→ **Directions for this task**
Transcribe the lines below exactly, beginning with the line that holds "Serialize everything readable" and ending with the final line, both included. Pictures are to be left out.

→ **Information given**

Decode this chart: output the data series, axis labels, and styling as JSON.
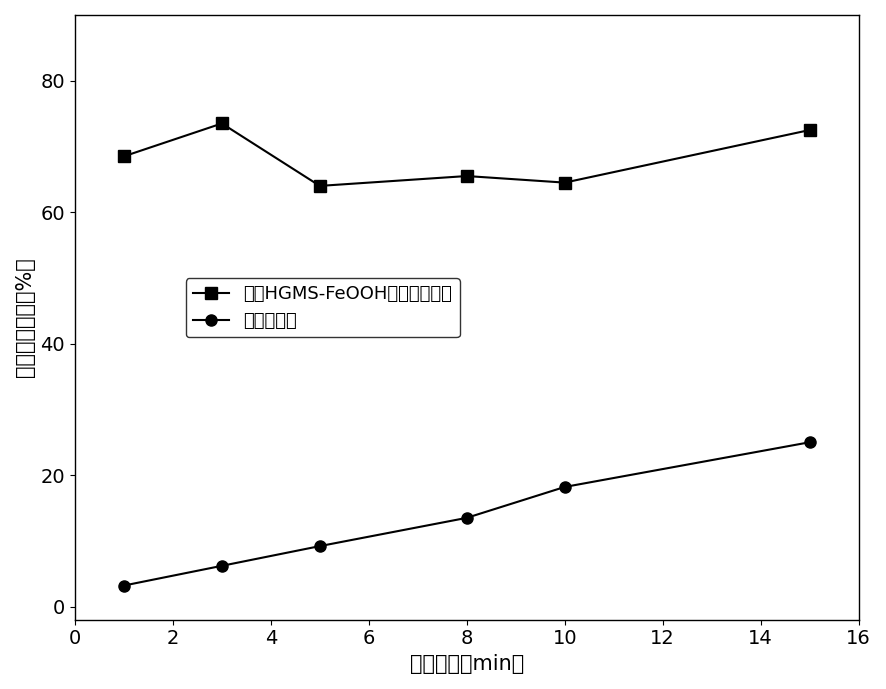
{
  "series1_x": [
    1,
    3,
    5,
    8,
    10,
    15
  ],
  "series1_y": [
    68.5,
    73.5,
    64.0,
    65.5,
    64.5,
    72.5
  ],
  "series1_label": "超导HGMS-FeOOH吸附耦合工艺",
  "series1_marker": "s",
  "series1_color": "#000000",
  "series2_x": [
    1,
    3,
    5,
    8,
    10,
    15
  ],
  "series2_y": [
    3.2,
    6.2,
    9.2,
    13.5,
    18.2,
    25.0
  ],
  "series2_label": "无磁场静置",
  "series2_marker": "o",
  "series2_color": "#000000",
  "xlabel": "静置时间（min）",
  "ylabel": "硃离子去除率（%）",
  "xlim": [
    0,
    16
  ],
  "ylim": [
    -2,
    90
  ],
  "xticks": [
    0,
    2,
    4,
    6,
    8,
    10,
    12,
    14,
    16
  ],
  "yticks": [
    0,
    20,
    40,
    60,
    80
  ],
  "background_color": "#ffffff",
  "font_size": 15,
  "tick_font_size": 14,
  "marker_size": 8,
  "line_width": 1.5
}
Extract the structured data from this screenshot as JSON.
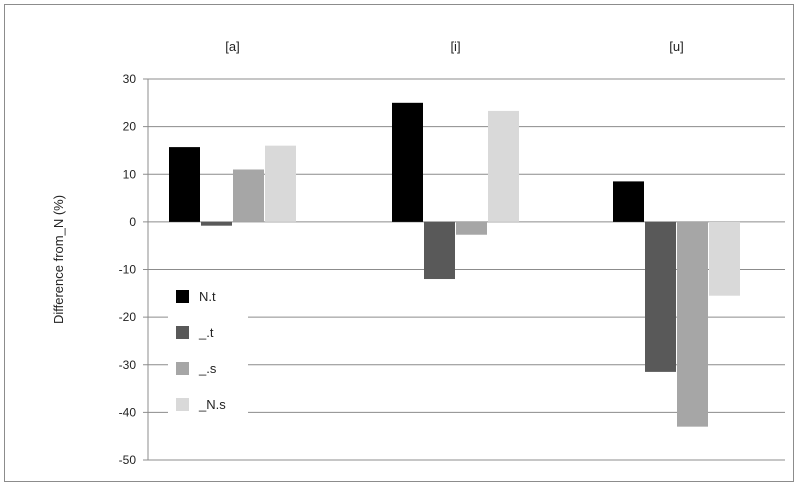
{
  "chart_data": {
    "type": "bar",
    "categories": [
      "[a]",
      "[i]",
      "[u]"
    ],
    "series": [
      {
        "name": "N.t",
        "color": "#000000",
        "values": [
          15.7,
          25.0,
          8.5
        ]
      },
      {
        "name": "_.t",
        "color": "#595959",
        "values": [
          -0.8,
          -12.0,
          -31.5
        ]
      },
      {
        "name": "_.s",
        "color": "#a6a6a6",
        "values": [
          11.0,
          -2.7,
          -43.0
        ]
      },
      {
        "name": "_N.s",
        "color": "#d9d9d9",
        "values": [
          16.0,
          23.3,
          -15.5
        ]
      }
    ],
    "title": "",
    "xlabel": "",
    "ylabel": "Difference from_N (%)",
    "ylim": [
      -50,
      30
    ],
    "yticks": [
      30,
      20,
      10,
      0,
      -10,
      -20,
      -30,
      -40,
      -50
    ],
    "grid": true,
    "legend_position": "left"
  }
}
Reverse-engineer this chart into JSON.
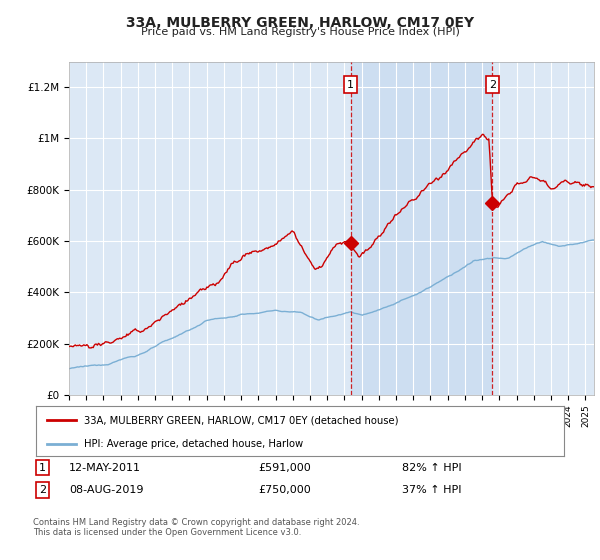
{
  "title": "33A, MULBERRY GREEN, HARLOW, CM17 0EY",
  "subtitle": "Price paid vs. HM Land Registry's House Price Index (HPI)",
  "ylabel_ticks": [
    "£0",
    "£200K",
    "£400K",
    "£600K",
    "£800K",
    "£1M",
    "£1.2M"
  ],
  "ytick_values": [
    0,
    200000,
    400000,
    600000,
    800000,
    1000000,
    1200000
  ],
  "ylim": [
    0,
    1300000
  ],
  "xlim_start": 1995.0,
  "xlim_end": 2025.5,
  "red_color": "#cc0000",
  "blue_color": "#7bafd4",
  "sale1_x": 2011.36,
  "sale1_y": 591000,
  "sale2_x": 2019.6,
  "sale2_y": 750000,
  "legend_line1": "33A, MULBERRY GREEN, HARLOW, CM17 0EY (detached house)",
  "legend_line2": "HPI: Average price, detached house, Harlow",
  "table_row1": [
    "1",
    "12-MAY-2011",
    "£591,000",
    "82% ↑ HPI"
  ],
  "table_row2": [
    "2",
    "08-AUG-2019",
    "£750,000",
    "37% ↑ HPI"
  ],
  "footnote": "Contains HM Land Registry data © Crown copyright and database right 2024.\nThis data is licensed under the Open Government Licence v3.0.",
  "background_plot": "#dce8f5",
  "background_fig": "#ffffff",
  "grid_color": "#ffffff",
  "shade_color": "#c8daf0",
  "dashed_line_color": "#cc0000"
}
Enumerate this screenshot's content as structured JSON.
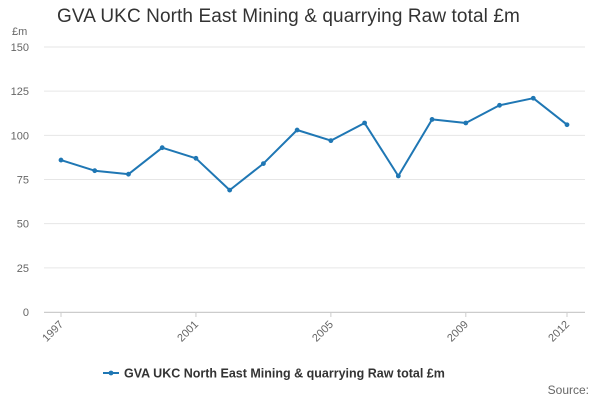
{
  "chart_data": {
    "type": "line",
    "title": "GVA UKC North East Mining & quarrying Raw total £m",
    "ylabel": "£m",
    "xlabel": "",
    "ylim": [
      0,
      150
    ],
    "yticks": [
      0,
      25,
      50,
      75,
      100,
      125,
      150
    ],
    "xticks": [
      "1997",
      "2001",
      "2005",
      "2009",
      "2012"
    ],
    "x": [
      1997,
      1998,
      1999,
      2000,
      2001,
      2002,
      2003,
      2004,
      2005,
      2006,
      2007,
      2008,
      2009,
      2010,
      2011,
      2012
    ],
    "series": [
      {
        "name": "GVA UKC North East Mining & quarrying Raw total £m",
        "color": "#1f77b4",
        "values": [
          86,
          80,
          78,
          93,
          87,
          69,
          84,
          103,
          97,
          107,
          77,
          109,
          107,
          117,
          121,
          106
        ]
      }
    ],
    "grid": true,
    "legend_position": "bottom",
    "source_label": "Source:"
  }
}
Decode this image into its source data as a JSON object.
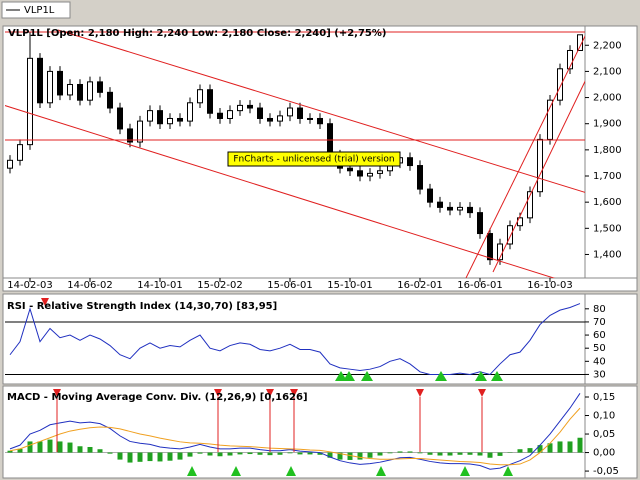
{
  "tab": "VLP1L",
  "chart_data": [
    {
      "type": "candlestick",
      "title": "VLP1L [Open: 2,180  High: 2,240  Low: 2,180  Close: 2,240] (+2,75%)",
      "watermark": "FnCharts - unlicensed (trial) version",
      "categories": [
        null,
        null,
        "14-02-03",
        null,
        null,
        null,
        null,
        null,
        "14-06-02",
        null,
        null,
        null,
        null,
        null,
        null,
        "14-10-01",
        null,
        null,
        null,
        null,
        null,
        "15-02-02",
        null,
        null,
        null,
        null,
        null,
        null,
        "15-06-01",
        null,
        null,
        null,
        null,
        null,
        "15-10-01",
        null,
        null,
        null,
        null,
        null,
        null,
        "16-02-01",
        null,
        null,
        null,
        null,
        null,
        "16-06-01",
        null,
        null,
        null,
        null,
        null,
        null,
        "16-10-03",
        null,
        null,
        null
      ],
      "open": [
        1730,
        1760,
        1820,
        2150,
        1980,
        2100,
        2010,
        2050,
        1990,
        2060,
        2020,
        1960,
        1880,
        1830,
        1910,
        1950,
        1900,
        1920,
        1910,
        1980,
        2030,
        1940,
        1920,
        1950,
        1970,
        1960,
        1920,
        1910,
        1930,
        1960,
        1920,
        1920,
        1900,
        1780,
        1730,
        1720,
        1700,
        1710,
        1720,
        1750,
        1770,
        1740,
        1650,
        1600,
        1580,
        1570,
        1580,
        1560,
        1480,
        1380,
        1440,
        1510,
        1540,
        1640,
        1840,
        1990,
        2110,
        2180
      ],
      "high": [
        1780,
        1840,
        2250,
        2170,
        2120,
        2120,
        2070,
        2070,
        2080,
        2080,
        2040,
        1980,
        1900,
        1930,
        1970,
        1970,
        1940,
        1940,
        2000,
        2050,
        2050,
        1960,
        1970,
        1990,
        1990,
        1980,
        1940,
        1950,
        1980,
        1980,
        1940,
        1940,
        1920,
        1800,
        1750,
        1740,
        1730,
        1740,
        1770,
        1790,
        1790,
        1760,
        1670,
        1620,
        1600,
        1600,
        1600,
        1580,
        1500,
        1460,
        1530,
        1560,
        1660,
        1860,
        2010,
        2130,
        2200,
        2240
      ],
      "low": [
        1710,
        1740,
        1800,
        1960,
        1960,
        1990,
        1990,
        1970,
        1970,
        2000,
        1940,
        1860,
        1810,
        1810,
        1890,
        1880,
        1880,
        1890,
        1890,
        1960,
        1920,
        1900,
        1900,
        1930,
        1940,
        1900,
        1890,
        1890,
        1910,
        1900,
        1900,
        1880,
        1760,
        1710,
        1700,
        1680,
        1680,
        1690,
        1700,
        1730,
        1720,
        1630,
        1580,
        1560,
        1550,
        1550,
        1540,
        1460,
        1360,
        1360,
        1420,
        1490,
        1520,
        1620,
        1820,
        1970,
        2090,
        2180
      ],
      "close": [
        1760,
        1820,
        2150,
        1980,
        2100,
        2010,
        2050,
        1990,
        2060,
        2020,
        1960,
        1880,
        1830,
        1910,
        1950,
        1900,
        1920,
        1910,
        1980,
        2030,
        1940,
        1920,
        1950,
        1970,
        1960,
        1920,
        1910,
        1930,
        1960,
        1920,
        1920,
        1900,
        1780,
        1730,
        1720,
        1700,
        1710,
        1720,
        1750,
        1770,
        1740,
        1650,
        1600,
        1580,
        1570,
        1580,
        1560,
        1480,
        1380,
        1440,
        1510,
        1540,
        1640,
        1840,
        1990,
        2110,
        2180,
        2240
      ],
      "ylim": [
        1310,
        2266
      ],
      "yticks": [
        {
          "value": 1400,
          "label": "1,400"
        },
        {
          "value": 1500,
          "label": "1,500"
        },
        {
          "value": 1600,
          "label": "1,600"
        },
        {
          "value": 1700,
          "label": "1,700"
        },
        {
          "value": 1800,
          "label": "1,800"
        },
        {
          "value": 1900,
          "label": "1,900"
        },
        {
          "value": 2000,
          "label": "2,000"
        },
        {
          "value": 2100,
          "label": "2,100"
        },
        {
          "value": 2200,
          "label": "2,200"
        }
      ],
      "color": "#000000"
    },
    {
      "type": "line",
      "title": "RSI - Relative Strength Index (14,30,70) [83,95]",
      "values": [
        45,
        55,
        80,
        55,
        65,
        58,
        60,
        56,
        60,
        57,
        52,
        45,
        42,
        50,
        54,
        50,
        52,
        51,
        56,
        60,
        50,
        48,
        52,
        54,
        53,
        49,
        48,
        50,
        53,
        49,
        49,
        47,
        38,
        35,
        34,
        33,
        34,
        36,
        40,
        42,
        38,
        32,
        30,
        30,
        30,
        31,
        30,
        32,
        30,
        38,
        45,
        47,
        56,
        68,
        75,
        79,
        81,
        84
      ],
      "color": "#2030c0",
      "reference_lines": [
        30,
        70
      ],
      "ylim": [
        25,
        89
      ],
      "yticks": [
        30,
        40,
        50,
        60,
        70,
        80
      ]
    },
    {
      "type": "macd",
      "title": "MACD - Moving Average Conv. Div. (12,26,9) [0,1626]",
      "series": [
        {
          "color": "#2030c0",
          "values": [
            0.01,
            0.02,
            0.05,
            0.06,
            0.075,
            0.08,
            0.085,
            0.08,
            0.082,
            0.078,
            0.065,
            0.045,
            0.03,
            0.025,
            0.022,
            0.015,
            0.012,
            0.01,
            0.015,
            0.022,
            0.015,
            0.01,
            0.01,
            0.012,
            0.012,
            0.008,
            0.005,
            0.005,
            0.008,
            0.004,
            0.002,
            0.0,
            -0.012,
            -0.022,
            -0.028,
            -0.032,
            -0.03,
            -0.026,
            -0.02,
            -0.014,
            -0.013,
            -0.018,
            -0.024,
            -0.028,
            -0.03,
            -0.03,
            -0.031,
            -0.035,
            -0.045,
            -0.042,
            -0.032,
            -0.022,
            -0.008,
            0.02,
            0.05,
            0.085,
            0.12,
            0.16
          ]
        },
        {
          "color": "#f0a020",
          "values": [
            0.005,
            0.01,
            0.02,
            0.03,
            0.04,
            0.05,
            0.058,
            0.063,
            0.067,
            0.069,
            0.068,
            0.064,
            0.057,
            0.05,
            0.045,
            0.039,
            0.034,
            0.029,
            0.026,
            0.025,
            0.023,
            0.02,
            0.018,
            0.017,
            0.016,
            0.014,
            0.012,
            0.011,
            0.01,
            0.009,
            0.007,
            0.006,
            0.002,
            -0.003,
            -0.008,
            -0.013,
            -0.016,
            -0.018,
            -0.018,
            -0.017,
            -0.016,
            -0.016,
            -0.018,
            -0.02,
            -0.022,
            -0.024,
            -0.025,
            -0.027,
            -0.031,
            -0.033,
            -0.033,
            -0.031,
            -0.02,
            0.0,
            0.025,
            0.055,
            0.09,
            0.12
          ]
        },
        {
          "type": "bar",
          "color": "#20a020",
          "values": [
            0.005,
            0.01,
            0.03,
            0.03,
            0.035,
            0.03,
            0.027,
            0.017,
            0.015,
            0.009,
            -0.003,
            -0.019,
            -0.027,
            -0.025,
            -0.023,
            -0.024,
            -0.022,
            -0.019,
            -0.011,
            -0.003,
            -0.008,
            -0.01,
            -0.008,
            -0.005,
            -0.004,
            -0.006,
            -0.007,
            -0.006,
            -0.002,
            -0.005,
            -0.005,
            -0.006,
            -0.014,
            -0.019,
            -0.02,
            -0.019,
            -0.014,
            -0.008,
            -0.002,
            0.003,
            0.003,
            -0.002,
            -0.006,
            -0.008,
            -0.008,
            -0.006,
            -0.006,
            -0.008,
            -0.014,
            -0.009,
            0.001,
            0.009,
            0.012,
            0.02,
            0.025,
            0.03,
            0.03,
            0.04
          ]
        }
      ],
      "ylim": [
        -0.066,
        0.177
      ],
      "yticks": [
        {
          "value": -0.05,
          "label": "-0,05"
        },
        {
          "value": 0,
          "label": "0,00"
        },
        {
          "value": 0.05,
          "label": "0,05"
        },
        {
          "value": 0.1,
          "label": "0,10"
        },
        {
          "value": 0.15,
          "label": "0,15"
        }
      ]
    }
  ]
}
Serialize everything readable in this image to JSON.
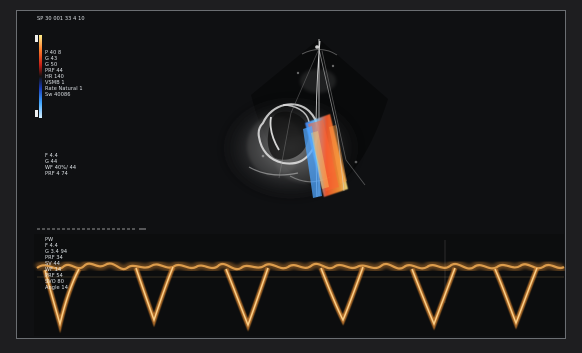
{
  "ui": {
    "header_text": "SP 30 001 33 4 10",
    "scale_label": "",
    "parameter_lines": [
      "P 40 8",
      "G 43",
      "G 50",
      "PRF 44",
      "HR 140",
      "VSMB 1",
      "Rate Natural 1",
      "Sw 40086"
    ],
    "middle_lines": [
      "",
      "F 4.4",
      "G 44",
      "WF 40%/ 44",
      "PRF 4 74"
    ],
    "pw_lines": [
      "PW",
      "F 4.4",
      "G 3.4 94",
      "PRF 34",
      "SV 44",
      "WF 14",
      "PRF 54",
      "SVO 80",
      "Angle 14"
    ]
  },
  "colors": {
    "screen_background": "#0f1012",
    "frame_background": "#1e1e20",
    "doppler_trace": "#e0952f",
    "doppler_highlight": "#ffd27a",
    "color_flow_red": "#ff4a2d",
    "color_flow_blue": "#4da3ff",
    "color_flow_yellow": "#ffe26d",
    "grayscale_bright": "#d9d9d9"
  }
}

→ **Exercise solution**
Serialize everything readable in this image to JSON.
{
  "ui": {
    "header_text": "SP 30 001 33 4 10",
    "scale_label": "",
    "parameter_lines": [
      "P 40 8",
      "G 43",
      "G 50",
      "PRF 44",
      "HR 140",
      "VSMB 1",
      "Rate Natural 1",
      "Sw 40086"
    ],
    "middle_lines": [
      "",
      "F 4.4",
      "G 44",
      "WF 40%/ 44",
      "PRF 4 74"
    ],
    "pw_lines": [
      "PW",
      "F 4.4",
      "G 3.4 94",
      "PRF 34",
      "SV 44",
      "WF 14",
      "PRF 54",
      "SVO 80",
      "Angle 14"
    ]
  },
  "colors": {
    "screen_background": "#0f1012",
    "frame_background": "#1e1e20",
    "doppler_trace": "#e0952f",
    "doppler_highlight": "#ffd27a",
    "color_flow_red": "#ff4a2d",
    "color_flow_blue": "#4da3ff",
    "color_flow_yellow": "#ffe26d",
    "grayscale_bright": "#d9d9d9"
  }
}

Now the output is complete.